== DATASET

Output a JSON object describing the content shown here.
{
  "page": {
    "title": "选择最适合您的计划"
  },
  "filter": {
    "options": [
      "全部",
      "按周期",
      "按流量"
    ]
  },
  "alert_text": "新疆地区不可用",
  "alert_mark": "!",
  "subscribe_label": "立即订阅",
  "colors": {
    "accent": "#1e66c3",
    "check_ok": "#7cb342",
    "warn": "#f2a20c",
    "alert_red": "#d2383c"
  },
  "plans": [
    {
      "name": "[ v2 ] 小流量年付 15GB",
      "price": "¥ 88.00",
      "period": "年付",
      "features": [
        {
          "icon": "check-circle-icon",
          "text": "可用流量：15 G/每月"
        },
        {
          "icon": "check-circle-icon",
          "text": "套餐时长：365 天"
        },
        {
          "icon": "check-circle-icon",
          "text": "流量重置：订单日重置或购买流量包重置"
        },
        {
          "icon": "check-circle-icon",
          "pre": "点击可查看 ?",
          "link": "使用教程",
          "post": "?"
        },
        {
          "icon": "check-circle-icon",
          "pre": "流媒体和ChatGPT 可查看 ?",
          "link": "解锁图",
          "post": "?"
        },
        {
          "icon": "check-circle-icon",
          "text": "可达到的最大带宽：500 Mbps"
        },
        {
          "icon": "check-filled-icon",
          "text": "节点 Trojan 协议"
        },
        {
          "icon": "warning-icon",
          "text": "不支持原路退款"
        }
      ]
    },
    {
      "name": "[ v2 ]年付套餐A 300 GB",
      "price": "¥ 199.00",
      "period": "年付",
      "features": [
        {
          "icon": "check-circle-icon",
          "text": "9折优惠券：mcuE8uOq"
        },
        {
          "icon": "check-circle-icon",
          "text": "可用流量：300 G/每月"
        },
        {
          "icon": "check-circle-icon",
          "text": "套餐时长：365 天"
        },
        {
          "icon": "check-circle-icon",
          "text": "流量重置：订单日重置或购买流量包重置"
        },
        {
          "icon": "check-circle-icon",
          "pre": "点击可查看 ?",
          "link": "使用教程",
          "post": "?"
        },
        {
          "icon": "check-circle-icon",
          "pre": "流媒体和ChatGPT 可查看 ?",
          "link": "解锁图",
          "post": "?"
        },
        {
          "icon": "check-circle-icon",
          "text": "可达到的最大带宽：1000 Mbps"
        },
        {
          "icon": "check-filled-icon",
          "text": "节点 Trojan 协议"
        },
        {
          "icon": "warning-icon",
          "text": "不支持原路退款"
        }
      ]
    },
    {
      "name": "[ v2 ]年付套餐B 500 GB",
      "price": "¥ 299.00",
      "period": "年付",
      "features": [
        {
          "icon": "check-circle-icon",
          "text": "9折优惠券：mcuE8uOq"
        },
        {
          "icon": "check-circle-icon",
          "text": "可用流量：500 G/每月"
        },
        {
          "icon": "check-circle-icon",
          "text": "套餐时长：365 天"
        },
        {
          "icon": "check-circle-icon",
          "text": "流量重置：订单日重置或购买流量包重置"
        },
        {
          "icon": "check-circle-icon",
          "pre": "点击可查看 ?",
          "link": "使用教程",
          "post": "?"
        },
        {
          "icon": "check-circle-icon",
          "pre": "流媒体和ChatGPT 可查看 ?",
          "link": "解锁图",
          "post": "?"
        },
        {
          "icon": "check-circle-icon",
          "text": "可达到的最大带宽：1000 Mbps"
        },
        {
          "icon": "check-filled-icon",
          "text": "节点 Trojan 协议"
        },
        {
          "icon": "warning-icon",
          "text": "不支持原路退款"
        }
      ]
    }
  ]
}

====

Extract each entry in full, exactly as given.

:: TASK SOLUTION ::
Output a JSON object describing the content shown here.
{
  "page": {
    "title": "选择最适合您的计划"
  },
  "filter": {
    "options": [
      "全部",
      "按周期",
      "按流量"
    ]
  },
  "alert_text": "新疆地区不可用",
  "alert_mark": "!",
  "subscribe_label": "立即订阅",
  "colors": {
    "accent": "#1e66c3",
    "check_ok": "#7cb342",
    "warn": "#f2a20c",
    "alert_red": "#d2383c"
  },
  "plans": [
    {
      "name": "[ v2 ] 小流量年付 15GB",
      "price": "¥ 88.00",
      "period": "年付",
      "features": [
        {
          "icon": "check-circle-icon",
          "text": "可用流量：15 G/每月"
        },
        {
          "icon": "check-circle-icon",
          "text": "套餐时长：365 天"
        },
        {
          "icon": "check-circle-icon",
          "text": "流量重置：订单日重置或购买流量包重置"
        },
        {
          "icon": "check-circle-icon",
          "pre": "点击可查看 ?",
          "link": "使用教程",
          "post": "?"
        },
        {
          "icon": "check-circle-icon",
          "pre": "流媒体和ChatGPT 可查看 ?",
          "link": "解锁图",
          "post": "?"
        },
        {
          "icon": "check-circle-icon",
          "text": "可达到的最大带宽：500 Mbps"
        },
        {
          "icon": "check-filled-icon",
          "text": "节点 Trojan 协议"
        },
        {
          "icon": "warning-icon",
          "text": "不支持原路退款"
        }
      ]
    },
    {
      "name": "[ v2 ]年付套餐A 300 GB",
      "price": "¥ 199.00",
      "period": "年付",
      "features": [
        {
          "icon": "check-circle-icon",
          "text": "9折优惠券：mcuE8uOq"
        },
        {
          "icon": "check-circle-icon",
          "text": "可用流量：300 G/每月"
        },
        {
          "icon": "check-circle-icon",
          "text": "套餐时长：365 天"
        },
        {
          "icon": "check-circle-icon",
          "text": "流量重置：订单日重置或购买流量包重置"
        },
        {
          "icon": "check-circle-icon",
          "pre": "点击可查看 ?",
          "link": "使用教程",
          "post": "?"
        },
        {
          "icon": "check-circle-icon",
          "pre": "流媒体和ChatGPT 可查看 ?",
          "link": "解锁图",
          "post": "?"
        },
        {
          "icon": "check-circle-icon",
          "text": "可达到的最大带宽：1000 Mbps"
        },
        {
          "icon": "check-filled-icon",
          "text": "节点 Trojan 协议"
        },
        {
          "icon": "warning-icon",
          "text": "不支持原路退款"
        }
      ]
    },
    {
      "name": "[ v2 ]年付套餐B 500 GB",
      "price": "¥ 299.00",
      "period": "年付",
      "features": [
        {
          "icon": "check-circle-icon",
          "text": "9折优惠券：mcuE8uOq"
        },
        {
          "icon": "check-circle-icon",
          "text": "可用流量：500 G/每月"
        },
        {
          "icon": "check-circle-icon",
          "text": "套餐时长：365 天"
        },
        {
          "icon": "check-circle-icon",
          "text": "流量重置：订单日重置或购买流量包重置"
        },
        {
          "icon": "check-circle-icon",
          "pre": "点击可查看 ?",
          "link": "使用教程",
          "post": "?"
        },
        {
          "icon": "check-circle-icon",
          "pre": "流媒体和ChatGPT 可查看 ?",
          "link": "解锁图",
          "post": "?"
        },
        {
          "icon": "check-circle-icon",
          "text": "可达到的最大带宽：1000 Mbps"
        },
        {
          "icon": "check-filled-icon",
          "text": "节点 Trojan 协议"
        },
        {
          "icon": "warning-icon",
          "text": "不支持原路退款"
        }
      ]
    }
  ]
}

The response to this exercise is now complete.